Collection entries:
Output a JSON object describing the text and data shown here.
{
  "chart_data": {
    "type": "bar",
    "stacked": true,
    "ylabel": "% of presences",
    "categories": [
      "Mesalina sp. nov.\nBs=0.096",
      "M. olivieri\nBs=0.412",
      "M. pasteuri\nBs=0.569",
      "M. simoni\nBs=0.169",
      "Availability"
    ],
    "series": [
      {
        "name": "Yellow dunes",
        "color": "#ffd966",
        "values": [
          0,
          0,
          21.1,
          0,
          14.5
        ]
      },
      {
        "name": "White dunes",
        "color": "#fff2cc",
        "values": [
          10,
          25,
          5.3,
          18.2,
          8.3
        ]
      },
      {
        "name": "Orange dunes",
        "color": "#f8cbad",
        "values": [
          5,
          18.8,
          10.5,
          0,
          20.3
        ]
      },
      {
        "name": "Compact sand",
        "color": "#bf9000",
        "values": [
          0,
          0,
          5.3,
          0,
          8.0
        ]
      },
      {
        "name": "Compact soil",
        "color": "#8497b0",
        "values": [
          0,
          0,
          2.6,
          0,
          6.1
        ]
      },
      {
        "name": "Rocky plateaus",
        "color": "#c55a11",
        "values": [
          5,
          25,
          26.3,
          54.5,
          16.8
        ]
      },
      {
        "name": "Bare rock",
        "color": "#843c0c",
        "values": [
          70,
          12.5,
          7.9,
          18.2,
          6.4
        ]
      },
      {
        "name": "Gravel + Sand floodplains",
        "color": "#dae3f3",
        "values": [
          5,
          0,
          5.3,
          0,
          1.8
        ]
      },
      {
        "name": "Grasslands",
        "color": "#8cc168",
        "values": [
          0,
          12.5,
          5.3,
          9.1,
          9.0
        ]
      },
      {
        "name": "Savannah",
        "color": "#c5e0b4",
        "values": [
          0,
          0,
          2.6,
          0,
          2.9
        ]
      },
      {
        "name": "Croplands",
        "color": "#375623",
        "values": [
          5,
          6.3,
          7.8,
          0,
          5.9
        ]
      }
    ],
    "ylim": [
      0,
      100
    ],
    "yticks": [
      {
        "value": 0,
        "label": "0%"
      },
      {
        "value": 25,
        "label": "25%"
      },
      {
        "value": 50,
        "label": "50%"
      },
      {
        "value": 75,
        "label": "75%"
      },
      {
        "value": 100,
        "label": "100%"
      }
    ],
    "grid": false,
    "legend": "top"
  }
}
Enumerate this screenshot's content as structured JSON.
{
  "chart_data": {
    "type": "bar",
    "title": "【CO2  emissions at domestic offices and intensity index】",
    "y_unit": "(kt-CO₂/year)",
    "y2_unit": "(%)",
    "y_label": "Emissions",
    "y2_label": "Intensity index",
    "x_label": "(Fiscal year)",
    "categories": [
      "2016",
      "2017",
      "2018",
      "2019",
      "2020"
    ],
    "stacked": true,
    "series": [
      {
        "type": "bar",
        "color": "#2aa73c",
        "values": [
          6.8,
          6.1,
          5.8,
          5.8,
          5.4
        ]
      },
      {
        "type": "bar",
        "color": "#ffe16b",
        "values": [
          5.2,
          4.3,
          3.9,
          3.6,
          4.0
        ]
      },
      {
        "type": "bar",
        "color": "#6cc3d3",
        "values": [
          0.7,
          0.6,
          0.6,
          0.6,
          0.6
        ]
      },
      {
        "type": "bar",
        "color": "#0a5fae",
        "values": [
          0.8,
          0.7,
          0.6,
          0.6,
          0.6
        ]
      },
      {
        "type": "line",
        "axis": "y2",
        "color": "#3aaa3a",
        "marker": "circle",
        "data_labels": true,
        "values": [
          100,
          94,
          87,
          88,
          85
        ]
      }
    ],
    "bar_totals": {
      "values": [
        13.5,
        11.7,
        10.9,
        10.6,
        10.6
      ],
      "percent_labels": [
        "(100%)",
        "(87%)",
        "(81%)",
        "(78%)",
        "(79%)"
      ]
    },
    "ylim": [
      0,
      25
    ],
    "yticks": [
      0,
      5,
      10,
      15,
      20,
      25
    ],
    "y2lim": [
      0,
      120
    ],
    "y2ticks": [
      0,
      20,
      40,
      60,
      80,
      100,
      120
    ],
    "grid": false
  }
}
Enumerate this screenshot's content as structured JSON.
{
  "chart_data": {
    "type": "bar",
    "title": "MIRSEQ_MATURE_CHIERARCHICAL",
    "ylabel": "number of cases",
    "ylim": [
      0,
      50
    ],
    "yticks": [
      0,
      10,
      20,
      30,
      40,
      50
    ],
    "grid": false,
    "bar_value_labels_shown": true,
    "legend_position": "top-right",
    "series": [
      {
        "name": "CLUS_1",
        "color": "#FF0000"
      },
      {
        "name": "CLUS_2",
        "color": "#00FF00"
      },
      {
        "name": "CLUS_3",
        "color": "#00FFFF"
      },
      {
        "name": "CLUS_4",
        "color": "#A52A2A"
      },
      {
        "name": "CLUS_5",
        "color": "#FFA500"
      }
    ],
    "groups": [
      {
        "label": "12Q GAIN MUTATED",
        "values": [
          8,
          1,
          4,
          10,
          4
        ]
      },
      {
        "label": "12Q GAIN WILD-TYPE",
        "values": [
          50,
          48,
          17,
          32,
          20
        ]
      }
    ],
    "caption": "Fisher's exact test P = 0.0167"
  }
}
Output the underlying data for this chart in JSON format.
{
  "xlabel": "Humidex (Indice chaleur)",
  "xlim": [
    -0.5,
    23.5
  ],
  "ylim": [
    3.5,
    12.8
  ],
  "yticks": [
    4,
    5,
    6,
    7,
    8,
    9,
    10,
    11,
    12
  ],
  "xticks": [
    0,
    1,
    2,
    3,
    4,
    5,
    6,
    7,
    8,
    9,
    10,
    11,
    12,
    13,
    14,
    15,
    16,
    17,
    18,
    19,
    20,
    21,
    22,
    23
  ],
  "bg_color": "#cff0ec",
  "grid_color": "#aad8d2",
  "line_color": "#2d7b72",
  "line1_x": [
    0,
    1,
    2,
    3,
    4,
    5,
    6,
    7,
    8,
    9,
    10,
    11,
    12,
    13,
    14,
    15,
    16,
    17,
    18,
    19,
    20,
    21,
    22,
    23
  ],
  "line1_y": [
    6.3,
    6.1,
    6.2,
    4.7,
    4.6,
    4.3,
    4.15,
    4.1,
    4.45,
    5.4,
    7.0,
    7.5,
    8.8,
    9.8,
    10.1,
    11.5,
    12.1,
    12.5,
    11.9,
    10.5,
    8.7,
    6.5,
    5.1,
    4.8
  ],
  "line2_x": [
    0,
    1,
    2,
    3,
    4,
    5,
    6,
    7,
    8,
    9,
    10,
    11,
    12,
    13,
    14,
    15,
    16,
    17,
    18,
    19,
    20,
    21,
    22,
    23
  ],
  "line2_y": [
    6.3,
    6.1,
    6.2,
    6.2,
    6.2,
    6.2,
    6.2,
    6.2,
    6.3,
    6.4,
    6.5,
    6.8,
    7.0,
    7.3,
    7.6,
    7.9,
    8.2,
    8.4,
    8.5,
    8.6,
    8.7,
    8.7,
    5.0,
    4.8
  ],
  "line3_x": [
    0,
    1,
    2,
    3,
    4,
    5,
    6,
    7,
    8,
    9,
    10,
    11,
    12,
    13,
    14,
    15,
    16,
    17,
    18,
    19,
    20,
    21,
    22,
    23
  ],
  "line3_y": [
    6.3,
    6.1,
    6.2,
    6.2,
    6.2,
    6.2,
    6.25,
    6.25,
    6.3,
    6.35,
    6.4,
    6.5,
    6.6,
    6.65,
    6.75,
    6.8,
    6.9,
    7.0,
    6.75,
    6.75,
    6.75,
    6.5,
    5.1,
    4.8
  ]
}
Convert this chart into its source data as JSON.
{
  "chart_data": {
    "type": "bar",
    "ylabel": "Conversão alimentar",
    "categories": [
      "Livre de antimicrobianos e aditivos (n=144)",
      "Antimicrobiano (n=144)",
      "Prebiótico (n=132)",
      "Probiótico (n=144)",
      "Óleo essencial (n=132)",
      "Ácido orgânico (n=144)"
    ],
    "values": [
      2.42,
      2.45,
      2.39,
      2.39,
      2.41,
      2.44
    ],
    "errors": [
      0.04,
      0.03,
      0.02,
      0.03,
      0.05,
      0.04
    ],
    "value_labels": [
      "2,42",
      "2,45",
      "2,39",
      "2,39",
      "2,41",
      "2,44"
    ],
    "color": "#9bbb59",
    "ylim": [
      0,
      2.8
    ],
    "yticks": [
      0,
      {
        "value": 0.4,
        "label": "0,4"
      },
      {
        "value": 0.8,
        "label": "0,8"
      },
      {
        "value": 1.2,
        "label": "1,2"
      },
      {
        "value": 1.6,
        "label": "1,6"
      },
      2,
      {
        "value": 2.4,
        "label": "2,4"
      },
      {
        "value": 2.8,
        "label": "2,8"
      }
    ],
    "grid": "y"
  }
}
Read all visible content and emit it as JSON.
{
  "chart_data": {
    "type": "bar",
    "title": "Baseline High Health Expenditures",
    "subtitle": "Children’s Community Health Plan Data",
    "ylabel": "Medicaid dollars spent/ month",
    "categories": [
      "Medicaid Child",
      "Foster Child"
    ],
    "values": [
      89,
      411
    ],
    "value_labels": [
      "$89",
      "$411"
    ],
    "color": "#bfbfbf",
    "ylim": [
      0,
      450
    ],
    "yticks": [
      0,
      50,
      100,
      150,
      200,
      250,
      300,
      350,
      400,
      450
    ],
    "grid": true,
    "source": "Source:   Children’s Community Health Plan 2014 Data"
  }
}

» **Written exercise**:
Filter the entries down to the lines with the word "ylabel" in them.

» **Response to the task**:
    "ylabel": "% of presences",
    "ylabel": "number of cases",
    "ylabel": "Conversão alimentar",
    "ylabel": "Medicaid dollars spent/ month",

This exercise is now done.